Saved entries
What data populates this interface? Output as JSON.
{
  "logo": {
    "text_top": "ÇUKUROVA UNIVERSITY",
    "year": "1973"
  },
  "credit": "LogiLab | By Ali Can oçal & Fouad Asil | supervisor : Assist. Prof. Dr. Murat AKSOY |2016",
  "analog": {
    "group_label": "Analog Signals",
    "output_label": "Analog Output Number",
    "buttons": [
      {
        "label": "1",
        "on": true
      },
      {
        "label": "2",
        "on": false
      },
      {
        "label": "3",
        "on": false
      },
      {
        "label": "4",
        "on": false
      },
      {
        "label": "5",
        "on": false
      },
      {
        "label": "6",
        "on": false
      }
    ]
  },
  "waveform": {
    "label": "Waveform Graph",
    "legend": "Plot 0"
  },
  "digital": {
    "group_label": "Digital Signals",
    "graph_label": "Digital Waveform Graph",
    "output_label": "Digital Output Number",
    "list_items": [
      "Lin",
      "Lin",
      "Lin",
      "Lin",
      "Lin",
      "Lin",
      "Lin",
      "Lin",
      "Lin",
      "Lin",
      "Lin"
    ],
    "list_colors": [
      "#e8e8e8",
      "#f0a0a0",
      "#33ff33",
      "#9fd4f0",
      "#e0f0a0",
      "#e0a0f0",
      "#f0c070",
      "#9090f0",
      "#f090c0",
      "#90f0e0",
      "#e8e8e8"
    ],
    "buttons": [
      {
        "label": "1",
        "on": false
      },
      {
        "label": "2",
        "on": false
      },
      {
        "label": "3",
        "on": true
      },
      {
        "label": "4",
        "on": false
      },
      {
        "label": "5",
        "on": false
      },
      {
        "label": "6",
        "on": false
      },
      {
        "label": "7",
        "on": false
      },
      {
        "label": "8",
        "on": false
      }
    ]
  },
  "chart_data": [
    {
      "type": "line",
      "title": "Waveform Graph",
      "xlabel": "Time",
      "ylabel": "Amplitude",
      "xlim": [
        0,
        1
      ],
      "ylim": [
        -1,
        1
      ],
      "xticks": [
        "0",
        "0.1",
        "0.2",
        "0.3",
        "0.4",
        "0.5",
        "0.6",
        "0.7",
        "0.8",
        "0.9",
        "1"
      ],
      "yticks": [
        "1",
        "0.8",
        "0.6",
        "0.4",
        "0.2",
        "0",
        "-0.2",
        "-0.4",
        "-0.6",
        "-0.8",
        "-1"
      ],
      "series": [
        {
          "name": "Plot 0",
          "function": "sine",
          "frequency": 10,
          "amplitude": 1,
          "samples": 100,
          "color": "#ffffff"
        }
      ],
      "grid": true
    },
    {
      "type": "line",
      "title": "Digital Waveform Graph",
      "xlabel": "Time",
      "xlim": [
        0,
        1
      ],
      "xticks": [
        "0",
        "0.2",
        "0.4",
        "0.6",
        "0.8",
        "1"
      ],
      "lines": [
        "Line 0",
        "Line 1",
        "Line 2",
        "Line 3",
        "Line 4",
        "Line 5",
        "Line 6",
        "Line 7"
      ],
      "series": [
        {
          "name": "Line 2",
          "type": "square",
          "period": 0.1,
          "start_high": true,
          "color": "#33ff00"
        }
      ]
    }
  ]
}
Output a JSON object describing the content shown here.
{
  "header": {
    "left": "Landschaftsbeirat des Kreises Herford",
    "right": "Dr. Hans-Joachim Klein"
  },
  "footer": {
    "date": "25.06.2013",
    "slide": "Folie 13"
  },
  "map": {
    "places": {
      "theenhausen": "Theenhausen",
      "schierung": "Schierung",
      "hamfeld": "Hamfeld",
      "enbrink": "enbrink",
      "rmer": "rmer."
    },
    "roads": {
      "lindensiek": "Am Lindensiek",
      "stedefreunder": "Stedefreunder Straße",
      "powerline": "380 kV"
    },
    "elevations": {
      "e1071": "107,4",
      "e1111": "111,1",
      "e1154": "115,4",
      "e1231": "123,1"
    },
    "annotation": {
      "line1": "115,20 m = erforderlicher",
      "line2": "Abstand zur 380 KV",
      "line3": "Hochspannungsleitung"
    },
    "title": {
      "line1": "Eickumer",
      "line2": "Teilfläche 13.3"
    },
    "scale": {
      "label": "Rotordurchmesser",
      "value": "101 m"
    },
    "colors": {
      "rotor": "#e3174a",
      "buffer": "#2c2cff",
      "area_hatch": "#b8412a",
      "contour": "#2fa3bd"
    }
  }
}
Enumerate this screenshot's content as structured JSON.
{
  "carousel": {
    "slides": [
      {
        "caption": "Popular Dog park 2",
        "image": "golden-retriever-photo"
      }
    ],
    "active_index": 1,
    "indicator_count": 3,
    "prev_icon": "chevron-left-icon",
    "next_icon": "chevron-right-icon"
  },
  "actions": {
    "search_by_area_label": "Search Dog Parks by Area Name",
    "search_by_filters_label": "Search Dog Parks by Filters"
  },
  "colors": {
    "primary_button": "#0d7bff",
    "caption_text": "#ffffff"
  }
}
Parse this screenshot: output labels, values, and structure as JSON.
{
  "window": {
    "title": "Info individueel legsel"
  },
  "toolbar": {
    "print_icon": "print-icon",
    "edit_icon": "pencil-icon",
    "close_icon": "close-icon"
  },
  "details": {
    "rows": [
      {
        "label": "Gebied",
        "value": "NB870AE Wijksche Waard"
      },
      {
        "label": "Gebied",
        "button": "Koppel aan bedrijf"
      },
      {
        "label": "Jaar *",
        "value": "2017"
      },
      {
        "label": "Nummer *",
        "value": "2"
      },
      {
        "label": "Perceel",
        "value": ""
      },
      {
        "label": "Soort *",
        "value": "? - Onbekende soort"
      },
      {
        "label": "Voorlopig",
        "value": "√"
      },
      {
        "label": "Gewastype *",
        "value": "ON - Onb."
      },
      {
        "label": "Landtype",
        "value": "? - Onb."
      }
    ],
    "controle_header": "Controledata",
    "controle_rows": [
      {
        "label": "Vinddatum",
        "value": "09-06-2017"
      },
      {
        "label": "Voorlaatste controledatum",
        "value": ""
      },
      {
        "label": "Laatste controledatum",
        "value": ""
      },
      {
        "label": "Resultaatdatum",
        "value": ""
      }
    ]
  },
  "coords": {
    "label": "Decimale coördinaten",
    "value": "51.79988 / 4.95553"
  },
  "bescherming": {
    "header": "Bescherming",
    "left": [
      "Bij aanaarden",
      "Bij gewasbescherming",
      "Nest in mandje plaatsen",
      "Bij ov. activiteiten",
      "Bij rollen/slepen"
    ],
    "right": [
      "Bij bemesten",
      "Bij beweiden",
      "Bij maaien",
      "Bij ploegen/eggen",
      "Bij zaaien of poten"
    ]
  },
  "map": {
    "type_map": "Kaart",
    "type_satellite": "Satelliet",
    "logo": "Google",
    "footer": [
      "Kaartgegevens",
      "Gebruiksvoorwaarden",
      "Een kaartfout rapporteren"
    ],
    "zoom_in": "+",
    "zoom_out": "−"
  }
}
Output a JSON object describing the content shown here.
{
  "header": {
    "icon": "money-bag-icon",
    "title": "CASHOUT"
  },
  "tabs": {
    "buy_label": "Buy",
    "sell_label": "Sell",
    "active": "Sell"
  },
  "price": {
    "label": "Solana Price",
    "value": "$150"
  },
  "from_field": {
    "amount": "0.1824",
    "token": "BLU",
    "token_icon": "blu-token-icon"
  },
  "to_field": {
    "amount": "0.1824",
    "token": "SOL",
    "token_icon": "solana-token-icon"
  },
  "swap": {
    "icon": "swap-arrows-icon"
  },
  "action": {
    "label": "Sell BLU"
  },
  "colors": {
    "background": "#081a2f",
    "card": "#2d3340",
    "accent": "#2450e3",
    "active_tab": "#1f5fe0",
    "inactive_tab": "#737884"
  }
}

Exercise instructions: Copy all the records above exactly, missing none.

Output:
What data populates this interface? Output as JSON.
{
  "logo": {
    "text_top": "ÇUKUROVA UNIVERSITY",
    "year": "1973"
  },
  "credit": "LogiLab | By Ali Can oçal & Fouad Asil | supervisor : Assist. Prof. Dr. Murat AKSOY |2016",
  "analog": {
    "group_label": "Analog Signals",
    "output_label": "Analog Output Number",
    "buttons": [
      {
        "label": "1",
        "on": true
      },
      {
        "label": "2",
        "on": false
      },
      {
        "label": "3",
        "on": false
      },
      {
        "label": "4",
        "on": false
      },
      {
        "label": "5",
        "on": false
      },
      {
        "label": "6",
        "on": false
      }
    ]
  },
  "waveform": {
    "label": "Waveform Graph",
    "legend": "Plot 0"
  },
  "digital": {
    "group_label": "Digital Signals",
    "graph_label": "Digital Waveform Graph",
    "output_label": "Digital Output Number",
    "list_items": [
      "Lin",
      "Lin",
      "Lin",
      "Lin",
      "Lin",
      "Lin",
      "Lin",
      "Lin",
      "Lin",
      "Lin",
      "Lin"
    ],
    "list_colors": [
      "#e8e8e8",
      "#f0a0a0",
      "#33ff33",
      "#9fd4f0",
      "#e0f0a0",
      "#e0a0f0",
      "#f0c070",
      "#9090f0",
      "#f090c0",
      "#90f0e0",
      "#e8e8e8"
    ],
    "buttons": [
      {
        "label": "1",
        "on": false
      },
      {
        "label": "2",
        "on": false
      },
      {
        "label": "3",
        "on": true
      },
      {
        "label": "4",
        "on": false
      },
      {
        "label": "5",
        "on": false
      },
      {
        "label": "6",
        "on": false
      },
      {
        "label": "7",
        "on": false
      },
      {
        "label": "8",
        "on": false
      }
    ]
  },
  "chart_data": [
    {
      "type": "line",
      "title": "Waveform Graph",
      "xlabel": "Time",
      "ylabel": "Amplitude",
      "xlim": [
        0,
        1
      ],
      "ylim": [
        -1,
        1
      ],
      "xticks": [
        "0",
        "0.1",
        "0.2",
        "0.3",
        "0.4",
        "0.5",
        "0.6",
        "0.7",
        "0.8",
        "0.9",
        "1"
      ],
      "yticks": [
        "1",
        "0.8",
        "0.6",
        "0.4",
        "0.2",
        "0",
        "-0.2",
        "-0.4",
        "-0.6",
        "-0.8",
        "-1"
      ],
      "series": [
        {
          "name": "Plot 0",
          "function": "sine",
          "frequency": 10,
          "amplitude": 1,
          "samples": 100,
          "color": "#ffffff"
        }
      ],
      "grid": true
    },
    {
      "type": "line",
      "title": "Digital Waveform Graph",
      "xlabel": "Time",
      "xlim": [
        0,
        1
      ],
      "xticks": [
        "0",
        "0.2",
        "0.4",
        "0.6",
        "0.8",
        "1"
      ],
      "lines": [
        "Line 0",
        "Line 1",
        "Line 2",
        "Line 3",
        "Line 4",
        "Line 5",
        "Line 6",
        "Line 7"
      ],
      "series": [
        {
          "name": "Line 2",
          "type": "square",
          "period": 0.1,
          "start_high": true,
          "color": "#33ff00"
        }
      ]
    }
  ]
}
Output a JSON object describing the content shown here.
{
  "header": {
    "left": "Landschaftsbeirat des Kreises Herford",
    "right": "Dr. Hans-Joachim Klein"
  },
  "footer": {
    "date": "25.06.2013",
    "slide": "Folie 13"
  },
  "map": {
    "places": {
      "theenhausen": "Theenhausen",
      "schierung": "Schierung",
      "hamfeld": "Hamfeld",
      "enbrink": "enbrink",
      "rmer": "rmer."
    },
    "roads": {
      "lindensiek": "Am Lindensiek",
      "stedefreunder": "Stedefreunder Straße",
      "powerline": "380 kV"
    },
    "elevations": {
      "e1071": "107,4",
      "e1111": "111,1",
      "e1154": "115,4",
      "e1231": "123,1"
    },
    "annotation": {
      "line1": "115,20 m = erforderlicher",
      "line2": "Abstand zur 380 KV",
      "line3": "Hochspannungsleitung"
    },
    "title": {
      "line1": "Eickumer",
      "line2": "Teilfläche 13.3"
    },
    "scale": {
      "label": "Rotordurchmesser",
      "value": "101 m"
    },
    "colors": {
      "rotor": "#e3174a",
      "buffer": "#2c2cff",
      "area_hatch": "#b8412a",
      "contour": "#2fa3bd"
    }
  }
}
Enumerate this screenshot's content as structured JSON.
{
  "carousel": {
    "slides": [
      {
        "caption": "Popular Dog park 2",
        "image": "golden-retriever-photo"
      }
    ],
    "active_index": 1,
    "indicator_count": 3,
    "prev_icon": "chevron-left-icon",
    "next_icon": "chevron-right-icon"
  },
  "actions": {
    "search_by_area_label": "Search Dog Parks by Area Name",
    "search_by_filters_label": "Search Dog Parks by Filters"
  },
  "colors": {
    "primary_button": "#0d7bff",
    "caption_text": "#ffffff"
  }
}
Parse this screenshot: output labels, values, and structure as JSON.
{
  "window": {
    "title": "Info individueel legsel"
  },
  "toolbar": {
    "print_icon": "print-icon",
    "edit_icon": "pencil-icon",
    "close_icon": "close-icon"
  },
  "details": {
    "rows": [
      {
        "label": "Gebied",
        "value": "NB870AE Wijksche Waard"
      },
      {
        "label": "Gebied",
        "button": "Koppel aan bedrijf"
      },
      {
        "label": "Jaar *",
        "value": "2017"
      },
      {
        "label": "Nummer *",
        "value": "2"
      },
      {
        "label": "Perceel",
        "value": ""
      },
      {
        "label": "Soort *",
        "value": "? - Onbekende soort"
      },
      {
        "label": "Voorlopig",
        "value": "√"
      },
      {
        "label": "Gewastype *",
        "value": "ON - Onb."
      },
      {
        "label": "Landtype",
        "value": "? - Onb."
      }
    ],
    "controle_header": "Controledata",
    "controle_rows": [
      {
        "label": "Vinddatum",
        "value": "09-06-2017"
      },
      {
        "label": "Voorlaatste controledatum",
        "value": ""
      },
      {
        "label": "Laatste controledatum",
        "value": ""
      },
      {
        "label": "Resultaatdatum",
        "value": ""
      }
    ]
  },
  "coords": {
    "label": "Decimale coördinaten",
    "value": "51.79988 / 4.95553"
  },
  "bescherming": {
    "header": "Bescherming",
    "left": [
      "Bij aanaarden",
      "Bij gewasbescherming",
      "Nest in mandje plaatsen",
      "Bij ov. activiteiten",
      "Bij rollen/slepen"
    ],
    "right": [
      "Bij bemesten",
      "Bij beweiden",
      "Bij maaien",
      "Bij ploegen/eggen",
      "Bij zaaien of poten"
    ]
  },
  "map": {
    "type_map": "Kaart",
    "type_satellite": "Satelliet",
    "logo": "Google",
    "footer": [
      "Kaartgegevens",
      "Gebruiksvoorwaarden",
      "Een kaartfout rapporteren"
    ],
    "zoom_in": "+",
    "zoom_out": "−"
  }
}
Output a JSON object describing the content shown here.
{
  "header": {
    "icon": "money-bag-icon",
    "title": "CASHOUT"
  },
  "tabs": {
    "buy_label": "Buy",
    "sell_label": "Sell",
    "active": "Sell"
  },
  "price": {
    "label": "Solana Price",
    "value": "$150"
  },
  "from_field": {
    "amount": "0.1824",
    "token": "BLU",
    "token_icon": "blu-token-icon"
  },
  "to_field": {
    "amount": "0.1824",
    "token": "SOL",
    "token_icon": "solana-token-icon"
  },
  "swap": {
    "icon": "swap-arrows-icon"
  },
  "action": {
    "label": "Sell BLU"
  },
  "colors": {
    "background": "#081a2f",
    "card": "#2d3340",
    "accent": "#2450e3",
    "active_tab": "#1f5fe0",
    "inactive_tab": "#737884"
  }
}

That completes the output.